E allora la domanda nell’inizio di queste note non risulta poi così bizzarra: “Cosa potrebbe impedire anche alle dittature di ripresentarsi in un prossimo futuro?”.

Una spinta verso l’”uomo forte”, il “gigante pensaci tu”, l’”uomo che non deve chiedere mai” potrebbe venire proprio in questo tempo di disorientamento, di stupore per la fragilità in cui ci siano scoperti improvvisamente sprofondati. Proprio noi che eravamo andati sulla luna, noi che avevamo inventato la bomba atomica, noi che avevamo scoperto i buchi neri, noi che mandavamo le sonde ai confini dell’universo o a cavalcare le comete, noi che stavamo per sbarcare su Marte.

È questo un tempo di grande confusione ed incertezza, che ci fa sentire la mancanza di una guida sicura senza che neppure chi tenti di rifugiarsi in un culto qualsiasi trovi appagamento. Perfino la superstizione lascia oggi perplessi e insoddisfatti.

L’attesa per le istruzioni su come confrontarsi col Covid 19 e comportarsi per sfuggire alle sue subdole spire è piena di ansia e di apprensione, sospesa fra la speranza e il timore dell’insufficienza: troppi consiglieri sono stati chiamati dalle autorità politiche per non manifestare profonde carenze decisionali. Da più parti, in quest’ultimo periodo sono giunti segnali in direzione di un cambiamento della guida governativa indicando ora questo ora quello come taumaturgo e salvatore da esitazioni, indecisioni e tentennamenti.

Eppure, proprio per la novità degli interrogativi che il tempo del corona virus propone, emerge in tutta la sua validità il metodo del confronto e del dibattito tollerante e democratico che, avvalendosi di tutte le voci e specialmente di quelle più autorevoli, risulta il più adatto per la ricerca della migliore e più idonea soluzione atta a contemperare le esigenze della salute con quelle dell’economia e con quelle della socialità.

È documentato, in base alle notizie che pervengono dai vari Paesi, che chiunque abbia tentato di cavalcare autoritariamente la pandemia ha visto naufragare irrevocabilmente la propria immagine rendendo manifesta la propria inettitudine nel confronto con la gravità del momento. Ne sanno qualcosa i Boris Johnson e i Donald Trump i cui pronunciamenti sempre più ondivaghi col progredire della pandemia nei loro Stati ne hanno falciato quell’atteggiamento fiero e sprezzante adottato nel tentativo di cogliere le istanze di sicurezza autoritaria della parte più intimidita della popolazione.

____

Compito assegnato 1: Nel testo sul Covid 19 e sul rischio di derive autoritarie, per quale motivo emerge in tutta la sua validità il metodo del confronto e del dibattito tollerante e democratico? Lo spieghi in una, due o tre frasi.
Compito assegnato 2: Estragga dal testo sul Covid 19 e sul rischio di derive autoritarie tutto ciò che va da "È documentato, in" fino a "intimidita della popolazione.".
Compito assegnato 3: Scriva il seguito del testo sul Covid 19 e sulla tentazione dell'"uomo forte", cominciando subito dopo la sua ultima frase.
L'elenco riportato di seguito non ha alcun legame con il testo.

Materiale mostrato:
____

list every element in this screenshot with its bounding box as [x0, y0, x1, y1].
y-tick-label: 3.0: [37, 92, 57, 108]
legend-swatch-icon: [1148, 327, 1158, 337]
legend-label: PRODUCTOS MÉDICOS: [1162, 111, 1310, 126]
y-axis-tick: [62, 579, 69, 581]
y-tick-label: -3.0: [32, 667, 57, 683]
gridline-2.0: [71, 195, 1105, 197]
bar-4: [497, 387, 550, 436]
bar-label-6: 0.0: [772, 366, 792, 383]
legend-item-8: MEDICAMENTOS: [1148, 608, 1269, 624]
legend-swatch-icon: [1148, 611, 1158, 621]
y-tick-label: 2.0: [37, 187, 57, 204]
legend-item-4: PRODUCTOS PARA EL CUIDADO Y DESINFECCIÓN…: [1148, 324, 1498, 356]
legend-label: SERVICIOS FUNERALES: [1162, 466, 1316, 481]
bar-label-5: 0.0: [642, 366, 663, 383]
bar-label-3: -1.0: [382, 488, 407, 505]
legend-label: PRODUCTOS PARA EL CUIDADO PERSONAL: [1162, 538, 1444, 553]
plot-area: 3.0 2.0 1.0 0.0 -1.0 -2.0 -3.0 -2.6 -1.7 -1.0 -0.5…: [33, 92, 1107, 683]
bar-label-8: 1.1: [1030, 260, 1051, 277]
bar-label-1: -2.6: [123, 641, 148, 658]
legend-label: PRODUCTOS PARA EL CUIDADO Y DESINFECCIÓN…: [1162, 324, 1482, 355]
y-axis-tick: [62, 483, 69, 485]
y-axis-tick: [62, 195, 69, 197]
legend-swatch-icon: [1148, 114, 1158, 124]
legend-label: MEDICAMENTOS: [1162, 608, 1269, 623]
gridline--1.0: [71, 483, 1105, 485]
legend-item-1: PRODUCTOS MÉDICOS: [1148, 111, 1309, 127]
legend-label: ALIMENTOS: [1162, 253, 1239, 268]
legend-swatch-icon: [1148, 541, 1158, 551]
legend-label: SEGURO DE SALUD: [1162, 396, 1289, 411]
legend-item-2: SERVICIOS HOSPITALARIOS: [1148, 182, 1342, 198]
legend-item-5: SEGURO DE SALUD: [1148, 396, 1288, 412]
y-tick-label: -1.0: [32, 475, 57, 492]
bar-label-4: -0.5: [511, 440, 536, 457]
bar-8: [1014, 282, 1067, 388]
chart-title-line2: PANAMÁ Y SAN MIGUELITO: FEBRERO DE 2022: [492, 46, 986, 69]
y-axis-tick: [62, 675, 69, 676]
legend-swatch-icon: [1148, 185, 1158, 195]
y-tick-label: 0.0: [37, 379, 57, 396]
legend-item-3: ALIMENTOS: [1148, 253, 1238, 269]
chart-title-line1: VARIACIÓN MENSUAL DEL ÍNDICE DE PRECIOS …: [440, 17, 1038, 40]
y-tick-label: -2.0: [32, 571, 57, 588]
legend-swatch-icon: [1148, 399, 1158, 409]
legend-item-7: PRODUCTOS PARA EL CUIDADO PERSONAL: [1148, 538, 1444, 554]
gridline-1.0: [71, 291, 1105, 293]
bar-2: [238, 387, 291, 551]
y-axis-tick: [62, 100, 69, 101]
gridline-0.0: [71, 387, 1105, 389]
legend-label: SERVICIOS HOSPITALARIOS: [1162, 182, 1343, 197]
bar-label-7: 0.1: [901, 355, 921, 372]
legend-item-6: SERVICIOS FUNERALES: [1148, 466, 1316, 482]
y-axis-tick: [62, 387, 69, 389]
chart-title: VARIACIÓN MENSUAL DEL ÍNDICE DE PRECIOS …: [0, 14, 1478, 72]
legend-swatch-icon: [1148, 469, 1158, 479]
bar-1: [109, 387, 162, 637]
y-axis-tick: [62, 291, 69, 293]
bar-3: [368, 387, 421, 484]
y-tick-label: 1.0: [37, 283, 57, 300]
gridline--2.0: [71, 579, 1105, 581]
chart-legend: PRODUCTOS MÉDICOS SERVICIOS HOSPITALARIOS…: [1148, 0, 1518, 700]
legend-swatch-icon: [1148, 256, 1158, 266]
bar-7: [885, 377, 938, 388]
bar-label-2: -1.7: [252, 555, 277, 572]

____

Risposta scritta 1: Secondo il testo, il metodo emerge in tutta la sua validità proprio per la novità degli interrogativi posti dal tempo del coronavirus. Poiché si avvale di tutte le voci, specialmente di quelle più autorevoli, risulta il più adatto a cercare la soluzione migliore, capace di contemperare le esigenze della salute, dell'economia e della socialità.

Risposta scritta 2:
È documentato, in base alle notizie che pervengono dai vari Paesi, che chiunque abbia tentato di cavalcare autoritariamente la pandemia ha visto naufragare irrevocabilmente la propria immagine rendendo manifesta la propria inettitudine nel confronto con la gravità del momento. Ne sanno qualcosa i Boris Johnson e i Donald Trump i cui pronunciamenti sempre più ondivaghi col progredire della pandemia nei loro Stati ne hanno falciato quell’atteggiamento fiero e sprezzante adottato nel tentativo di cogliere le istanze di sicurezza autoritaria della parte più intimidita della popolazione.

Risposta scritta 3:
Questi esempi hanno altresì offerto l’esempio di quanto sia facile, per colui che voglia ergersi a solitaria guida del popolo, cadere in un errore di valutazione, sia delle risorse disponibili, sia della forza del nemico. 

Si è trattato, del resto, di nient’altro che della conferma di quanto già si era appreso col fascismo e col nazismo. Regimi violenti, fondati su singole personalità che commisero innumerevoli errori di valutazione le cui conseguenze ricaddero su milioni di persone le cui vite furono sconvolte da quelle scelte scellerate.

Anche il Covid 19 presenta dunque l’aspetto positivo di ricordarci che, di fronte all’ignoto nemico o al problema indecifrabile, non resta che condividere idee ed esperienze, percorrere parallelamente i più svariati tentativi di soluzione, ascoltare tutte le voci per convergere poi verso la disposizione che più convince la maggioranza degli esperti ed adottata, non già come il momento delle decisioni irrevocabili, bensì come la più opportuna deliberazione allo stato delle conoscenze. Con la radicata consapevolezza che essa potrà essere cambiata e sostituita non appena mostrerà segnali di inadeguatezza o verrà superata da altra decisione fondata su ulteriori conoscenze.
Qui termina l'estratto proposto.